§ **What you need to do**:
Print out every record exactly as it appears.

::: Source data

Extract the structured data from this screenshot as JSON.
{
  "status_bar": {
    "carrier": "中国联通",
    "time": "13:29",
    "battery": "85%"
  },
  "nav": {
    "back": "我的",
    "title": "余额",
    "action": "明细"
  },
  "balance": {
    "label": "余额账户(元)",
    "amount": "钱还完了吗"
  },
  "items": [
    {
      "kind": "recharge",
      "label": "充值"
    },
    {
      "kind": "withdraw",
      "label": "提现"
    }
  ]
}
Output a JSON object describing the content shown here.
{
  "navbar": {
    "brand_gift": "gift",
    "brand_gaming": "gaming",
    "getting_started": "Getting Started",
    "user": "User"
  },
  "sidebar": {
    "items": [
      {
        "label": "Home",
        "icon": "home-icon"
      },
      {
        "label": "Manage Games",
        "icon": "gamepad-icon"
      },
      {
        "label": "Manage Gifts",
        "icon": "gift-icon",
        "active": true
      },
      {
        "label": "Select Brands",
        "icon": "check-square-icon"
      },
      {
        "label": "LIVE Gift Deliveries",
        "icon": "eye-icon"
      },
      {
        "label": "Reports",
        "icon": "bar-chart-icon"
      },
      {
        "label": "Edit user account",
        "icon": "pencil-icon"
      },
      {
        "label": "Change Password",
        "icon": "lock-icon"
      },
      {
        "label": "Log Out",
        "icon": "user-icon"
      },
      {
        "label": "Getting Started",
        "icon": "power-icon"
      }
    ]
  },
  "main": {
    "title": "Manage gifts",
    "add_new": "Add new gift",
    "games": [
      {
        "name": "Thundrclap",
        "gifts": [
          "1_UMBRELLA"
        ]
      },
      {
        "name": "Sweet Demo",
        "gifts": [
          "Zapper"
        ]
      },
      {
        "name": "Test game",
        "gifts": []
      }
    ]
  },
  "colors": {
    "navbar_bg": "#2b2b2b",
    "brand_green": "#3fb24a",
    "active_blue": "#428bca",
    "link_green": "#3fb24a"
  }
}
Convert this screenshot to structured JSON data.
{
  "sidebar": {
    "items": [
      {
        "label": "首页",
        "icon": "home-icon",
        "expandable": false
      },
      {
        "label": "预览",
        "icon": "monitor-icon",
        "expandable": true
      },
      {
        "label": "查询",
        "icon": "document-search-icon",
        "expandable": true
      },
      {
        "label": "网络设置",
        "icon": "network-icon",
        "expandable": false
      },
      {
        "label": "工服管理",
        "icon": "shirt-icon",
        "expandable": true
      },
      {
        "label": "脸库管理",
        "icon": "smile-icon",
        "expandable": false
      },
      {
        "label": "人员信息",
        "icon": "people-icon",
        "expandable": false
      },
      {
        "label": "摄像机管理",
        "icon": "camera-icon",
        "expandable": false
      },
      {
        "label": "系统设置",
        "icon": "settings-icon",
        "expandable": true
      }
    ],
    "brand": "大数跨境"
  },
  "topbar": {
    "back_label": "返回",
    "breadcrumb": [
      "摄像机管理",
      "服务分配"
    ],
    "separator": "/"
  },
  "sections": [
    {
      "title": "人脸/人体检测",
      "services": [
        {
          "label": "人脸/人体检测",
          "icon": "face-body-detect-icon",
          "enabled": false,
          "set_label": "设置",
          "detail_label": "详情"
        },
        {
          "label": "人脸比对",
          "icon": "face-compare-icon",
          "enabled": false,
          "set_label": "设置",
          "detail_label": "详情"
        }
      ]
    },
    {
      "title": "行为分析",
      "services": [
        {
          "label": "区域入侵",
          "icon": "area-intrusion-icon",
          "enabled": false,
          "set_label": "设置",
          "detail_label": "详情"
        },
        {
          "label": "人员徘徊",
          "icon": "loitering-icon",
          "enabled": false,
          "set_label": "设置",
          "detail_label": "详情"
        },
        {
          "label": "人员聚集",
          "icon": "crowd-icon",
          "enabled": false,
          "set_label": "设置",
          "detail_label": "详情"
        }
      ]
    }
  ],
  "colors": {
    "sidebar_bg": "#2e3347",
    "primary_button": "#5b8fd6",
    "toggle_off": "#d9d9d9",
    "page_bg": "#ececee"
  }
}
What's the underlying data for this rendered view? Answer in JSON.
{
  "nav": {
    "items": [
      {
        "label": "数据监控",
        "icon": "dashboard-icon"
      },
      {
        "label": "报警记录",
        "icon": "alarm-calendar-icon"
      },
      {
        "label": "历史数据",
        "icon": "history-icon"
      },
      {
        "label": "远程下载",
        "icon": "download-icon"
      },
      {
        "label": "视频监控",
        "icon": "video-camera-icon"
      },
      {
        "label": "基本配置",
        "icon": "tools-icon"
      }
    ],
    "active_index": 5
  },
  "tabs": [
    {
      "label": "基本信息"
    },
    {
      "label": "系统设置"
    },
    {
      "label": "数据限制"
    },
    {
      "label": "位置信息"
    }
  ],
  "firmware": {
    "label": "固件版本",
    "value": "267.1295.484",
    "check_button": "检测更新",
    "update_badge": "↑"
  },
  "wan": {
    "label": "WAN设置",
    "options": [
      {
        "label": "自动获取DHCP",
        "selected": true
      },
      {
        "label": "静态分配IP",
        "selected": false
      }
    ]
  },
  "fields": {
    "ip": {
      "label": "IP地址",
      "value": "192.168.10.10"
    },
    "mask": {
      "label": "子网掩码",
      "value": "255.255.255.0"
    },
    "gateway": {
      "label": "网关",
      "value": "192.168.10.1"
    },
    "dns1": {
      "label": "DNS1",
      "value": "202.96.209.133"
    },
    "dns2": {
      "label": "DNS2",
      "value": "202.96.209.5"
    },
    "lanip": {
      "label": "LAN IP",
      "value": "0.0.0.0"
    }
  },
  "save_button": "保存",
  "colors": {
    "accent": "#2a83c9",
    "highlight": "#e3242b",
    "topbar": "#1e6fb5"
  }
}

::::::

§ **Expected answer**:
Extract the structured data from this screenshot as JSON.
{
  "status_bar": {
    "carrier": "中国联通",
    "time": "13:29",
    "battery": "85%"
  },
  "nav": {
    "back": "我的",
    "title": "余额",
    "action": "明细"
  },
  "balance": {
    "label": "余额账户(元)",
    "amount": "钱还完了吗"
  },
  "items": [
    {
      "kind": "recharge",
      "label": "充值"
    },
    {
      "kind": "withdraw",
      "label": "提现"
    }
  ]
}
Output a JSON object describing the content shown here.
{
  "navbar": {
    "brand_gift": "gift",
    "brand_gaming": "gaming",
    "getting_started": "Getting Started",
    "user": "User"
  },
  "sidebar": {
    "items": [
      {
        "label": "Home",
        "icon": "home-icon"
      },
      {
        "label": "Manage Games",
        "icon": "gamepad-icon"
      },
      {
        "label": "Manage Gifts",
        "icon": "gift-icon",
        "active": true
      },
      {
        "label": "Select Brands",
        "icon": "check-square-icon"
      },
      {
        "label": "LIVE Gift Deliveries",
        "icon": "eye-icon"
      },
      {
        "label": "Reports",
        "icon": "bar-chart-icon"
      },
      {
        "label": "Edit user account",
        "icon": "pencil-icon"
      },
      {
        "label": "Change Password",
        "icon": "lock-icon"
      },
      {
        "label": "Log Out",
        "icon": "user-icon"
      },
      {
        "label": "Getting Started",
        "icon": "power-icon"
      }
    ]
  },
  "main": {
    "title": "Manage gifts",
    "add_new": "Add new gift",
    "games": [
      {
        "name": "Thundrclap",
        "gifts": [
          "1_UMBRELLA"
        ]
      },
      {
        "name": "Sweet Demo",
        "gifts": [
          "Zapper"
        ]
      },
      {
        "name": "Test game",
        "gifts": []
      }
    ]
  },
  "colors": {
    "navbar_bg": "#2b2b2b",
    "brand_green": "#3fb24a",
    "active_blue": "#428bca",
    "link_green": "#3fb24a"
  }
}
Convert this screenshot to structured JSON data.
{
  "sidebar": {
    "items": [
      {
        "label": "首页",
        "icon": "home-icon",
        "expandable": false
      },
      {
        "label": "预览",
        "icon": "monitor-icon",
        "expandable": true
      },
      {
        "label": "查询",
        "icon": "document-search-icon",
        "expandable": true
      },
      {
        "label": "网络设置",
        "icon": "network-icon",
        "expandable": false
      },
      {
        "label": "工服管理",
        "icon": "shirt-icon",
        "expandable": true
      },
      {
        "label": "脸库管理",
        "icon": "smile-icon",
        "expandable": false
      },
      {
        "label": "人员信息",
        "icon": "people-icon",
        "expandable": false
      },
      {
        "label": "摄像机管理",
        "icon": "camera-icon",
        "expandable": false
      },
      {
        "label": "系统设置",
        "icon": "settings-icon",
        "expandable": true
      }
    ],
    "brand": "大数跨境"
  },
  "topbar": {
    "back_label": "返回",
    "breadcrumb": [
      "摄像机管理",
      "服务分配"
    ],
    "separator": "/"
  },
  "sections": [
    {
      "title": "人脸/人体检测",
      "services": [
        {
          "label": "人脸/人体检测",
          "icon": "face-body-detect-icon",
          "enabled": false,
          "set_label": "设置",
          "detail_label": "详情"
        },
        {
          "label": "人脸比对",
          "icon": "face-compare-icon",
          "enabled": false,
          "set_label": "设置",
          "detail_label": "详情"
        }
      ]
    },
    {
      "title": "行为分析",
      "services": [
        {
          "label": "区域入侵",
          "icon": "area-intrusion-icon",
          "enabled": false,
          "set_label": "设置",
          "detail_label": "详情"
        },
        {
          "label": "人员徘徊",
          "icon": "loitering-icon",
          "enabled": false,
          "set_label": "设置",
          "detail_label": "详情"
        },
        {
          "label": "人员聚集",
          "icon": "crowd-icon",
          "enabled": false,
          "set_label": "设置",
          "detail_label": "详情"
        }
      ]
    }
  ],
  "colors": {
    "sidebar_bg": "#2e3347",
    "primary_button": "#5b8fd6",
    "toggle_off": "#d9d9d9",
    "page_bg": "#ececee"
  }
}
What's the underlying data for this rendered view? Answer in JSON.
{
  "nav": {
    "items": [
      {
        "label": "数据监控",
        "icon": "dashboard-icon"
      },
      {
        "label": "报警记录",
        "icon": "alarm-calendar-icon"
      },
      {
        "label": "历史数据",
        "icon": "history-icon"
      },
      {
        "label": "远程下载",
        "icon": "download-icon"
      },
      {
        "label": "视频监控",
        "icon": "video-camera-icon"
      },
      {
        "label": "基本配置",
        "icon": "tools-icon"
      }
    ],
    "active_index": 5
  },
  "tabs": [
    {
      "label": "基本信息"
    },
    {
      "label": "系统设置"
    },
    {
      "label": "数据限制"
    },
    {
      "label": "位置信息"
    }
  ],
  "firmware": {
    "label": "固件版本",
    "value": "267.1295.484",
    "check_button": "检测更新",
    "update_badge": "↑"
  },
  "wan": {
    "label": "WAN设置",
    "options": [
      {
        "label": "自动获取DHCP",
        "selected": true
      },
      {
        "label": "静态分配IP",
        "selected": false
      }
    ]
  },
  "fields": {
    "ip": {
      "label": "IP地址",
      "value": "192.168.10.10"
    },
    "mask": {
      "label": "子网掩码",
      "value": "255.255.255.0"
    },
    "gateway": {
      "label": "网关",
      "value": "192.168.10.1"
    },
    "dns1": {
      "label": "DNS1",
      "value": "202.96.209.133"
    },
    "dns2": {
      "label": "DNS2",
      "value": "202.96.209.5"
    },
    "lanip": {
      "label": "LAN IP",
      "value": "0.0.0.0"
    }
  },
  "save_button": "保存",
  "colors": {
    "accent": "#2a83c9",
    "highlight": "#e3242b",
    "topbar": "#1e6fb5"
  }
}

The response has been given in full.